• **Aim**
Every line of the records below should be restated exactly.

━━━━━━━━

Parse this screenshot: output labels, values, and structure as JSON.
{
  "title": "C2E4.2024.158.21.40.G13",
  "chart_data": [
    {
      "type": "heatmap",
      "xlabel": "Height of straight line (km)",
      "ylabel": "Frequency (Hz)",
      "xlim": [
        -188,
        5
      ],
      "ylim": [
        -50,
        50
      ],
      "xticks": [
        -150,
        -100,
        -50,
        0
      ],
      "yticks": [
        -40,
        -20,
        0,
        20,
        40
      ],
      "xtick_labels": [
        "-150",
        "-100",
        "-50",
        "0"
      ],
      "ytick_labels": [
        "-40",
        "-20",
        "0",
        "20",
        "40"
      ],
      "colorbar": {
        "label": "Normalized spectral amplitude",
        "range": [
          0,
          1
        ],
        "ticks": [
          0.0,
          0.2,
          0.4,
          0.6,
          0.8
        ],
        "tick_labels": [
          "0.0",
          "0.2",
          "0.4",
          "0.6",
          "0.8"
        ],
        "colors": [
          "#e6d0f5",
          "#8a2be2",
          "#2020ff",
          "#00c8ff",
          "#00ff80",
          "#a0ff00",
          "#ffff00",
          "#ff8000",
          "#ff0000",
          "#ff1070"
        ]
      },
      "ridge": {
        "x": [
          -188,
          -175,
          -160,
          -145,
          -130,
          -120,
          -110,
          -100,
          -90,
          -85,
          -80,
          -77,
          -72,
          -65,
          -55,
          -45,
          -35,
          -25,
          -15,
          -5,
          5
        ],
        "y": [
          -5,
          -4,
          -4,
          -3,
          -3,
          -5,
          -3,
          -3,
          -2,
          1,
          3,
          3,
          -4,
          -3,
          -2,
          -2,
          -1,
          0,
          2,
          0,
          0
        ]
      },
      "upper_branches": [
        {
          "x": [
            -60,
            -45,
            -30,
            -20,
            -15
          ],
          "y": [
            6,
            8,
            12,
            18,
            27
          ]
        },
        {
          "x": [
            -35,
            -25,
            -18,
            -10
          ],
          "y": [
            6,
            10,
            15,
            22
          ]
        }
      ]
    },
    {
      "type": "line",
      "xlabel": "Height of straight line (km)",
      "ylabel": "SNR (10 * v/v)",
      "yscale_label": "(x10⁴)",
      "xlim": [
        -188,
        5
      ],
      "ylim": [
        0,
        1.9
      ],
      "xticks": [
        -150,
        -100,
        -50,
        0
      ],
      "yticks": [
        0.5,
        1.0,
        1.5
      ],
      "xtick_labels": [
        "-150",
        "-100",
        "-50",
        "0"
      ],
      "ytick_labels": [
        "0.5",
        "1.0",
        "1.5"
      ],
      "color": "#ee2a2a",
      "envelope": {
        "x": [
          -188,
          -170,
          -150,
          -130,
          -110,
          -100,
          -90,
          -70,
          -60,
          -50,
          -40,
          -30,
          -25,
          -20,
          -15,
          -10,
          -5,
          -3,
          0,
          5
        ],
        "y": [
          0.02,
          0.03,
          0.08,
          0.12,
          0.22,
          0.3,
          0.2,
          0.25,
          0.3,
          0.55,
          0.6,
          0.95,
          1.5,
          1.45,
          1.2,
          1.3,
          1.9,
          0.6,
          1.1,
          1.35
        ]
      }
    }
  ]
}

━━━━━━━━

• **Result below**
Parse this screenshot: output labels, values, and structure as JSON.
{
  "title": "C2E4.2024.158.21.40.G13",
  "chart_data": [
    {
      "type": "heatmap",
      "xlabel": "Height of straight line (km)",
      "ylabel": "Frequency (Hz)",
      "xlim": [
        -188,
        5
      ],
      "ylim": [
        -50,
        50
      ],
      "xticks": [
        -150,
        -100,
        -50,
        0
      ],
      "yticks": [
        -40,
        -20,
        0,
        20,
        40
      ],
      "xtick_labels": [
        "-150",
        "-100",
        "-50",
        "0"
      ],
      "ytick_labels": [
        "-40",
        "-20",
        "0",
        "20",
        "40"
      ],
      "colorbar": {
        "label": "Normalized spectral amplitude",
        "range": [
          0,
          1
        ],
        "ticks": [
          0.0,
          0.2,
          0.4,
          0.6,
          0.8
        ],
        "tick_labels": [
          "0.0",
          "0.2",
          "0.4",
          "0.6",
          "0.8"
        ],
        "colors": [
          "#e6d0f5",
          "#8a2be2",
          "#2020ff",
          "#00c8ff",
          "#00ff80",
          "#a0ff00",
          "#ffff00",
          "#ff8000",
          "#ff0000",
          "#ff1070"
        ]
      },
      "ridge": {
        "x": [
          -188,
          -175,
          -160,
          -145,
          -130,
          -120,
          -110,
          -100,
          -90,
          -85,
          -80,
          -77,
          -72,
          -65,
          -55,
          -45,
          -35,
          -25,
          -15,
          -5,
          5
        ],
        "y": [
          -5,
          -4,
          -4,
          -3,
          -3,
          -5,
          -3,
          -3,
          -2,
          1,
          3,
          3,
          -4,
          -3,
          -2,
          -2,
          -1,
          0,
          2,
          0,
          0
        ]
      },
      "upper_branches": [
        {
          "x": [
            -60,
            -45,
            -30,
            -20,
            -15
          ],
          "y": [
            6,
            8,
            12,
            18,
            27
          ]
        },
        {
          "x": [
            -35,
            -25,
            -18,
            -10
          ],
          "y": [
            6,
            10,
            15,
            22
          ]
        }
      ]
    },
    {
      "type": "line",
      "xlabel": "Height of straight line (km)",
      "ylabel": "SNR (10 * v/v)",
      "yscale_label": "(x10⁴)",
      "xlim": [
        -188,
        5
      ],
      "ylim": [
        0,
        1.9
      ],
      "xticks": [
        -150,
        -100,
        -50,
        0
      ],
      "yticks": [
        0.5,
        1.0,
        1.5
      ],
      "xtick_labels": [
        "-150",
        "-100",
        "-50",
        "0"
      ],
      "ytick_labels": [
        "0.5",
        "1.0",
        "1.5"
      ],
      "color": "#ee2a2a",
      "envelope": {
        "x": [
          -188,
          -170,
          -150,
          -130,
          -110,
          -100,
          -90,
          -70,
          -60,
          -50,
          -40,
          -30,
          -25,
          -20,
          -15,
          -10,
          -5,
          -3,
          0,
          5
        ],
        "y": [
          0.02,
          0.03,
          0.08,
          0.12,
          0.22,
          0.3,
          0.2,
          0.25,
          0.3,
          0.55,
          0.6,
          0.95,
          1.5,
          1.45,
          1.2,
          1.3,
          1.9,
          0.6,
          1.1,
          1.35
        ]
      }
    }
  ]
}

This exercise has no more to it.